▶ [Set exercise]: Pull out every line from the listing that has the word "data".
---------- Listed records
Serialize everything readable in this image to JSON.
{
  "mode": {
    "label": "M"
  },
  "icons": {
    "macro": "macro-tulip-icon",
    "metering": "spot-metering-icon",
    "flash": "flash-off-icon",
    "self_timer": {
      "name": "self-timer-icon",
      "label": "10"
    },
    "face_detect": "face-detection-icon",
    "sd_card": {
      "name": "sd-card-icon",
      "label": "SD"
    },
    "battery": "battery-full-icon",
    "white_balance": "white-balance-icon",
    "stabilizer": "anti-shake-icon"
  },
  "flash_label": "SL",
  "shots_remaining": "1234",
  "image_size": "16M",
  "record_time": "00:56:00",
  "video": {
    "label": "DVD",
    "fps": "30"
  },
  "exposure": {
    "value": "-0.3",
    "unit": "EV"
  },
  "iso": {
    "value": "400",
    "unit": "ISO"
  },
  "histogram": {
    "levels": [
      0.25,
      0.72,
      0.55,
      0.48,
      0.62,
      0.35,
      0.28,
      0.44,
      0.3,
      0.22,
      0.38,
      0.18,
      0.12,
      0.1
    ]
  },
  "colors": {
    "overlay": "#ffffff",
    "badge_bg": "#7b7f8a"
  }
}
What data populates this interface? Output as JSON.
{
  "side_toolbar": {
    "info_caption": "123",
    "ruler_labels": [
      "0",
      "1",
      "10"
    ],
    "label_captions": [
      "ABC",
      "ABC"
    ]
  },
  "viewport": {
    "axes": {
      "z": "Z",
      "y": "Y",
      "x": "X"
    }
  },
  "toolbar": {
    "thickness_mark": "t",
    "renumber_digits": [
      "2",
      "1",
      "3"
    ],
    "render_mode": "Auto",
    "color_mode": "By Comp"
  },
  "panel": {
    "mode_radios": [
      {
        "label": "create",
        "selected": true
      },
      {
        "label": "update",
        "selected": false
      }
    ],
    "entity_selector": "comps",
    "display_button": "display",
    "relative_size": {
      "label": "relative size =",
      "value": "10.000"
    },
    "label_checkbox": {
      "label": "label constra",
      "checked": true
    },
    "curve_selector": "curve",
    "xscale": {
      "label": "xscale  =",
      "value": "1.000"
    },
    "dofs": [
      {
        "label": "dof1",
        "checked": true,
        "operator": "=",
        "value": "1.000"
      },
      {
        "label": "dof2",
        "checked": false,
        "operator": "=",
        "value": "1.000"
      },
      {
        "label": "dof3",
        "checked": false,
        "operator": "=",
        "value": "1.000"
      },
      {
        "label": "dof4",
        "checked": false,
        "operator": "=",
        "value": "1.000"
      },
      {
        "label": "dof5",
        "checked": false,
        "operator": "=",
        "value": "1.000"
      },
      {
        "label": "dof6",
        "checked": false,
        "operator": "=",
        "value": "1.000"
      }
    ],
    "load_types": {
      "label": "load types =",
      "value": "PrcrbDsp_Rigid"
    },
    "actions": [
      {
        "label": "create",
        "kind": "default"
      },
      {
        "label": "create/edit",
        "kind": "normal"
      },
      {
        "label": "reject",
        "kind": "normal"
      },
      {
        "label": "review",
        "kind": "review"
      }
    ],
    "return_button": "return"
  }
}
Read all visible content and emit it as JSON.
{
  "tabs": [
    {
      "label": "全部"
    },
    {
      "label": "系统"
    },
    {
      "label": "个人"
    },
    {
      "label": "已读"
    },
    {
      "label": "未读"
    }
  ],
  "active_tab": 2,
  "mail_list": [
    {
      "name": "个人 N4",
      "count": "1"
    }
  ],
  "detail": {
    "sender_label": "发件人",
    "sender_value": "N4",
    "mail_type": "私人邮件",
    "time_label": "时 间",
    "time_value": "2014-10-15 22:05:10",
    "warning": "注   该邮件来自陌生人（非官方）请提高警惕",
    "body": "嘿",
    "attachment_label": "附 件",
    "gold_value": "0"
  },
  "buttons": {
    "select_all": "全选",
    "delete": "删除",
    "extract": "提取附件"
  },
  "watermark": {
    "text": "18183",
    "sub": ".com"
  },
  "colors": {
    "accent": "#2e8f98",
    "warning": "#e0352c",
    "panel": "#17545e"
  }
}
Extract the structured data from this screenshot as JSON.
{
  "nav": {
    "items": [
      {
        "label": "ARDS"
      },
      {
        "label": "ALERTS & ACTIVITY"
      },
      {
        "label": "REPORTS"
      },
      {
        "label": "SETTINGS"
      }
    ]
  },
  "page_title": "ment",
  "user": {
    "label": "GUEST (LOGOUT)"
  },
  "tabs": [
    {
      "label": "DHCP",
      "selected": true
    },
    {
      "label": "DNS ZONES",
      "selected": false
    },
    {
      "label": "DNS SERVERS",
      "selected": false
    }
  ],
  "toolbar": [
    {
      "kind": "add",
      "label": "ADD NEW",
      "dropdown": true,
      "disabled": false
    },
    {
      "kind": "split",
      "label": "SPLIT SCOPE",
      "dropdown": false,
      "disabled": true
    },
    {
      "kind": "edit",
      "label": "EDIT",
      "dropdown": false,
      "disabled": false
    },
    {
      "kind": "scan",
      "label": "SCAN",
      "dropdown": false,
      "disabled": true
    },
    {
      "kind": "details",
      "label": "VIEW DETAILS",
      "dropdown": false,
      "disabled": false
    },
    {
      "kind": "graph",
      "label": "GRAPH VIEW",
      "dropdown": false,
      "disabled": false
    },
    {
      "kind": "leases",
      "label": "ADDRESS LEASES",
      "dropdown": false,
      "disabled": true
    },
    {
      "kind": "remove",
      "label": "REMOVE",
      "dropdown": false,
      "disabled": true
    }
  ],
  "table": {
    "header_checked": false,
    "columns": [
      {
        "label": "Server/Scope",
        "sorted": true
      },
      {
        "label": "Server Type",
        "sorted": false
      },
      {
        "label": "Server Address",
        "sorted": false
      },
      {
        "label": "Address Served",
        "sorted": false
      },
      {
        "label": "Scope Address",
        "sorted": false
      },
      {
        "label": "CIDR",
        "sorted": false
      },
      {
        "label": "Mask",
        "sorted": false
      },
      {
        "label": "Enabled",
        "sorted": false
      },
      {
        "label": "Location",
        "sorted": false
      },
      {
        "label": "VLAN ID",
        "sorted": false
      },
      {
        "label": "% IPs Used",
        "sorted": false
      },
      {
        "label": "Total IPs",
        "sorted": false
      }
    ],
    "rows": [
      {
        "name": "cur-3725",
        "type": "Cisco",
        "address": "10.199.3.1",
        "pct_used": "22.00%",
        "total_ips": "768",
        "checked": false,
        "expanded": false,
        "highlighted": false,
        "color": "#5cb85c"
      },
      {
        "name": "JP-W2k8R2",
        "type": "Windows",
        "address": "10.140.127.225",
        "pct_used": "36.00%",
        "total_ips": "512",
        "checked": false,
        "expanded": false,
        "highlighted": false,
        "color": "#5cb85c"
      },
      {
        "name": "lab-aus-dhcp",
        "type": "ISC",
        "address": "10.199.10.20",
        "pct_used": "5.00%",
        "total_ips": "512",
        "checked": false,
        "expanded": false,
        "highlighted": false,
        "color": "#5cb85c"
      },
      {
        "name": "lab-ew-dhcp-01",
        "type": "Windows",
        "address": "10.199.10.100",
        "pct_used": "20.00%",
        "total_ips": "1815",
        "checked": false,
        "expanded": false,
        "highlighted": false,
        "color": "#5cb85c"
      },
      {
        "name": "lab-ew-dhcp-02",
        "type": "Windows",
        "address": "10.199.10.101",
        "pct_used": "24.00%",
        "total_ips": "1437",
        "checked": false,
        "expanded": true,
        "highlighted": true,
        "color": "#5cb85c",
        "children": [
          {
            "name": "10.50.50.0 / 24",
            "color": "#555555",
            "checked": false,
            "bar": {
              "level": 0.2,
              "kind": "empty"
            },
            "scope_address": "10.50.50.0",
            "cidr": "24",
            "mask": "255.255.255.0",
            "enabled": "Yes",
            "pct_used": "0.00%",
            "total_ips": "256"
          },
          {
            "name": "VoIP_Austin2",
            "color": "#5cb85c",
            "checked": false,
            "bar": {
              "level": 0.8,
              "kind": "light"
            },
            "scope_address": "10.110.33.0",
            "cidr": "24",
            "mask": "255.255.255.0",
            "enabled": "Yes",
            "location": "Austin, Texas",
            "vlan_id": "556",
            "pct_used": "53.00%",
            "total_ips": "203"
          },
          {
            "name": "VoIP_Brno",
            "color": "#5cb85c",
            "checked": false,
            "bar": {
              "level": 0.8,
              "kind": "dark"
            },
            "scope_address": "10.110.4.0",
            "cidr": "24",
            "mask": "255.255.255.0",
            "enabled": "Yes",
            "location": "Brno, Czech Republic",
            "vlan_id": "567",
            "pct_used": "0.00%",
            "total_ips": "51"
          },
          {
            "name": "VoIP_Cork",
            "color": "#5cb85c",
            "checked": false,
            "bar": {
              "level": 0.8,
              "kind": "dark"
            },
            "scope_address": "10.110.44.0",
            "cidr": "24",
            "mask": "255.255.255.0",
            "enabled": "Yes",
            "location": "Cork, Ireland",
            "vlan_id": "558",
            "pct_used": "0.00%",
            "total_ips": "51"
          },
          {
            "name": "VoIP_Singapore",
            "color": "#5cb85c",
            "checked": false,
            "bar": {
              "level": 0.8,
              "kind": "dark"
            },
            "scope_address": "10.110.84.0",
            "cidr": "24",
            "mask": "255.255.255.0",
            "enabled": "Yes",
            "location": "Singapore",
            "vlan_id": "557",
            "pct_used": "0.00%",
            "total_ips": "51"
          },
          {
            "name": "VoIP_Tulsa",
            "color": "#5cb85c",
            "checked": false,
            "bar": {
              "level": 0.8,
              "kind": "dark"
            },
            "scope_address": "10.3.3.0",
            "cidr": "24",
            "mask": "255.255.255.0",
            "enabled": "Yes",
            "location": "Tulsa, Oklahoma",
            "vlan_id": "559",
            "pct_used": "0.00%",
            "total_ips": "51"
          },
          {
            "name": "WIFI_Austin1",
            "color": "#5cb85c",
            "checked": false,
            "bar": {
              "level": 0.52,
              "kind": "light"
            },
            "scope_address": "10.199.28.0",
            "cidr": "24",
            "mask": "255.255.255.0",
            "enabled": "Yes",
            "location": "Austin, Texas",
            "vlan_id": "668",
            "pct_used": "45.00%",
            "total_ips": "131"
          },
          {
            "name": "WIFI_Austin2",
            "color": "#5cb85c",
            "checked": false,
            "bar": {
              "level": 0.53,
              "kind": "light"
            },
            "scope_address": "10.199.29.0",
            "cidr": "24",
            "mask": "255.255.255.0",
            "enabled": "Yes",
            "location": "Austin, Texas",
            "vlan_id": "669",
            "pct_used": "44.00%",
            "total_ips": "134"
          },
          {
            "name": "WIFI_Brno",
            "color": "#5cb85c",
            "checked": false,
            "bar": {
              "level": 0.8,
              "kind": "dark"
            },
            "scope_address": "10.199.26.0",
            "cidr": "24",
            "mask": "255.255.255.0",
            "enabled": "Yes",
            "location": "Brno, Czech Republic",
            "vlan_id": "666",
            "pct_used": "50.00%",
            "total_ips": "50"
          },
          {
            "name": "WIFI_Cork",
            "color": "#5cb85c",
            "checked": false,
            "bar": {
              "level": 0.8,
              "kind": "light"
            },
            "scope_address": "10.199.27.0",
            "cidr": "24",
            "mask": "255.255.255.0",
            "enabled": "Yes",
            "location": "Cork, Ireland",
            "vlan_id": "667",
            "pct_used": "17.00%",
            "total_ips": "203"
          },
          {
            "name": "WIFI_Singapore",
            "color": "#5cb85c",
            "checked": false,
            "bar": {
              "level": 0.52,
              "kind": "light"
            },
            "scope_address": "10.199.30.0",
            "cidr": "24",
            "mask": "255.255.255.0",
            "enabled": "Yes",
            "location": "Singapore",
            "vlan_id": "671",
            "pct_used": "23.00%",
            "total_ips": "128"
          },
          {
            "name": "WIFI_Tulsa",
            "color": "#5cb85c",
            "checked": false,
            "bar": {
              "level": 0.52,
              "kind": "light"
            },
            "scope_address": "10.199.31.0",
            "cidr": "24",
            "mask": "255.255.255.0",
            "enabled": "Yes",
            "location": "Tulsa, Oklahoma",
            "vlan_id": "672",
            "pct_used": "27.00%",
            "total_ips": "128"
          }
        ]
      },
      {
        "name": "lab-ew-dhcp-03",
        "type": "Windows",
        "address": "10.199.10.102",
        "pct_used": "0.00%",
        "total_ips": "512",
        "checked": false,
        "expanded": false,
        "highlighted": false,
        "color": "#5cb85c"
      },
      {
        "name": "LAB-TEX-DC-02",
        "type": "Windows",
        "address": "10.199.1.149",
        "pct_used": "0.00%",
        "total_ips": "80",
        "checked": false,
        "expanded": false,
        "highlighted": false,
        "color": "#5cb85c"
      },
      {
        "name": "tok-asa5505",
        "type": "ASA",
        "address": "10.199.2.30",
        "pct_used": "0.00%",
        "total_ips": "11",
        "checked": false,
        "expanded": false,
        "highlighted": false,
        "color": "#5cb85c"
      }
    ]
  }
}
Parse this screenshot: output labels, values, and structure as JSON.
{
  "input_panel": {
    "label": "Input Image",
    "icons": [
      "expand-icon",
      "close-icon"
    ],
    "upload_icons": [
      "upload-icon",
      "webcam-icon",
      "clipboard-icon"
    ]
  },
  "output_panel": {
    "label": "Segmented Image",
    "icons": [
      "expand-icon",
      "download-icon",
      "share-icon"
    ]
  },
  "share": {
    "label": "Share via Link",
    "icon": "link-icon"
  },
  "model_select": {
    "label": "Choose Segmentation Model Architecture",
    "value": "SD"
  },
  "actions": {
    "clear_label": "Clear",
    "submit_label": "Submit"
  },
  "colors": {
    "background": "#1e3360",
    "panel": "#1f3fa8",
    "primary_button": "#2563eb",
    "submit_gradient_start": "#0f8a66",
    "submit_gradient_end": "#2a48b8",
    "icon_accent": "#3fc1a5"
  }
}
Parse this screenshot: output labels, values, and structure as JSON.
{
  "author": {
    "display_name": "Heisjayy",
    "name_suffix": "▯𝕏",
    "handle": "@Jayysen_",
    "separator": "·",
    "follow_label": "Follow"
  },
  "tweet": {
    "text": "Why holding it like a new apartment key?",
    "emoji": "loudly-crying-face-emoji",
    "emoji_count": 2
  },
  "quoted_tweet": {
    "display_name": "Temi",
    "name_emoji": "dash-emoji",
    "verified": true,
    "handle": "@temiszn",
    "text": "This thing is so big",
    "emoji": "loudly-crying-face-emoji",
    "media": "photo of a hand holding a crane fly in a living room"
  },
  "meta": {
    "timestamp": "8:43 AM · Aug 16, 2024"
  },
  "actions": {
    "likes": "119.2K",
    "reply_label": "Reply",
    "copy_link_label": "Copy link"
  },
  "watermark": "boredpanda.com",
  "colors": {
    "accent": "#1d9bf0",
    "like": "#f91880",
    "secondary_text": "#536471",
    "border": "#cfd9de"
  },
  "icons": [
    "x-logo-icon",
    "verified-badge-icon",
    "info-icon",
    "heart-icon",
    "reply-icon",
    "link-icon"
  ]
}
--------------------
▶ [Task solution]:
What data populates this interface? Output as JSON.
Extract the structured data from this screenshot as JSON.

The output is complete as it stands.